### PROBLEM
Print out each entry below exactly, please.

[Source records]
________________________

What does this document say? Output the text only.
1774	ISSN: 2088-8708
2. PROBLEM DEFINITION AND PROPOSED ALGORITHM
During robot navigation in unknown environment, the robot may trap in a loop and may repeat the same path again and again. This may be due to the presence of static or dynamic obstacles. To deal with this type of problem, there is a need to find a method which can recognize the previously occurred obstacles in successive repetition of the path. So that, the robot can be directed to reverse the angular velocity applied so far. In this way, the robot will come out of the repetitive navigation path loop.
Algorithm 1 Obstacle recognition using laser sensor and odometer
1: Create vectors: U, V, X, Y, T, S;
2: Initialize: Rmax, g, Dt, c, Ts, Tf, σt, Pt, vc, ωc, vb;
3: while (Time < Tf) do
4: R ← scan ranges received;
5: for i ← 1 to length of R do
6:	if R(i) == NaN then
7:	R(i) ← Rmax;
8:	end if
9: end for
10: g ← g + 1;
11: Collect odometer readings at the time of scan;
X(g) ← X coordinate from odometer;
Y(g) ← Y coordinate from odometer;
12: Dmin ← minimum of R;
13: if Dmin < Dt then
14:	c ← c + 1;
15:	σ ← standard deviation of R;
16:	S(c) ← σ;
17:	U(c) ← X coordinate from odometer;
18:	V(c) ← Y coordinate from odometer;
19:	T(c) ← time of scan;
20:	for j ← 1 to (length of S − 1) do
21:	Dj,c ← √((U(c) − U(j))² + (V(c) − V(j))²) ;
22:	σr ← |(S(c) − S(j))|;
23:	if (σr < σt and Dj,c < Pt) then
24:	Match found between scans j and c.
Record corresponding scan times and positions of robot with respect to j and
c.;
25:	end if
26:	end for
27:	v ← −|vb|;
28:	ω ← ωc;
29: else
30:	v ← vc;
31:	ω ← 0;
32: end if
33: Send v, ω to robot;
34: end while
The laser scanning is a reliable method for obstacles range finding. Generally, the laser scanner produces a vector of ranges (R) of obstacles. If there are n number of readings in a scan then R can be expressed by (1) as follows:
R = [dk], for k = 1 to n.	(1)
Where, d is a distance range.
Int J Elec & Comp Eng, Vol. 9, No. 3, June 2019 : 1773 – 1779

________________________

### ANSWER TO THIS TASK
What does this document say? Output the text only.
1774	ISSN: 2088-8708
2. PROBLEM DEFINITION AND PROPOSED ALGORITHM
During robot navigation in unknown environment, the robot may trap in a loop and may repeat the same path again and again. This may be due to the presence of static or dynamic obstacles. To deal with this type of problem, there is a need to find a method which can recognize the previously occurred obstacles in successive repetition of the path. So that, the robot can be directed to reverse the angular velocity applied so far. In this way, the robot will come out of the repetitive navigation path loop.
Algorithm 1 Obstacle recognition using laser sensor and odometer
1: Create vectors: U, V, X, Y, T, S;
2: Initialize: Rmax, g, Dt, c, Ts, Tf, σt, Pt, vc, ωc, vb;
3: while (Time < Tf) do
4: R ← scan ranges received;
5: for i ← 1 to length of R do
6:	if R(i) == NaN then
7:	R(i) ← Rmax;
8:	end if
9: end for
10: g ← g + 1;
11: Collect odometer readings at the time of scan;
X(g) ← X coordinate from odometer;
Y(g) ← Y coordinate from odometer;
12: Dmin ← minimum of R;
13: if Dmin < Dt then
14:	c ← c + 1;
15:	σ ← standard deviation of R;
16:	S(c) ← σ;
17:	U(c) ← X coordinate from odometer;
18:	V(c) ← Y coordinate from odometer;
19:	T(c) ← time of scan;
20:	for j ← 1 to (length of S − 1) do
21:	Dj,c ← √((U(c) − U(j))² + (V(c) − V(j))²) ;
22:	σr ← |(S(c) − S(j))|;
23:	if (σr < σt and Dj,c < Pt) then
24:	Match found between scans j and c.
Record corresponding scan times and positions of robot with respect to j and
c.;
25:	end if
26:	end for
27:	v ← −|vb|;
28:	ω ← ωc;
29: else
30:	v ← vc;
31:	ω ← 0;
32: end if
33: Send v, ω to robot;
34: end while
The laser scanning is a reliable method for obstacles range finding. Generally, the laser scanner produces a vector of ranges (R) of obstacles. If there are n number of readings in a scan then R can be expressed by (1) as follows:
R = [dk], for k = 1 to n.	(1)
Where, d is a distance range.
Int J Elec & Comp Eng, Vol. 9, No. 3, June 2019 : 1773 – 1779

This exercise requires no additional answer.